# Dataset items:
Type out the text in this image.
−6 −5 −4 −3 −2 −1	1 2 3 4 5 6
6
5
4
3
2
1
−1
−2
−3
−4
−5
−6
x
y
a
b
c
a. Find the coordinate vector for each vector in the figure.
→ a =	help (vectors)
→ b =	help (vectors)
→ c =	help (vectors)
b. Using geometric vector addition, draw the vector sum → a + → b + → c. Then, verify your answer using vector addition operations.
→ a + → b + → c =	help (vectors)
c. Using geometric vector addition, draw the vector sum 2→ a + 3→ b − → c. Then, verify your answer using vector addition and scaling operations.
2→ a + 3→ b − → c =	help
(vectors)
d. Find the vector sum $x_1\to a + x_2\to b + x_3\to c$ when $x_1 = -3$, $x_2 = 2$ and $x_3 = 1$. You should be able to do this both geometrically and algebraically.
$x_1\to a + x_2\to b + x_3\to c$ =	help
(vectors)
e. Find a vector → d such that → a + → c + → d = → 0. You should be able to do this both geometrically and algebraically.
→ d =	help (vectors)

# The task:
Quote the whole listing above, leaving nothing out.

# Result below:
Type out the text in this image.
−6 −5 −4 −3 −2 −1	1 2 3 4 5 6
6
5
4
3
2
1
−1
−2
−3
−4
−5
−6
x
y
a
b
c
a. Find the coordinate vector for each vector in the figure.
→ a =	help (vectors)
→ b =	help (vectors)
→ c =	help (vectors)
b. Using geometric vector addition, draw the vector sum → a + → b + → c. Then, verify your answer using vector addition operations.
→ a + → b + → c =	help (vectors)
c. Using geometric vector addition, draw the vector sum 2→ a + 3→ b − → c. Then, verify your answer using vector addition and scaling operations.
2→ a + 3→ b − → c =	help
(vectors)
d. Find the vector sum $x_1\to a + x_2\to b + x_3\to c$ when $x_1 = -3$, $x_2 = 2$ and $x_3 = 1$. You should be able to do this both geometrically and algebraically.
$x_1\to a + x_2\to b + x_3\to c$ =	help
(vectors)
e. Find a vector → d such that → a + → c + → d = → 0. You should be able to do this both geometrically and algebraically.
→ d =	help (vectors)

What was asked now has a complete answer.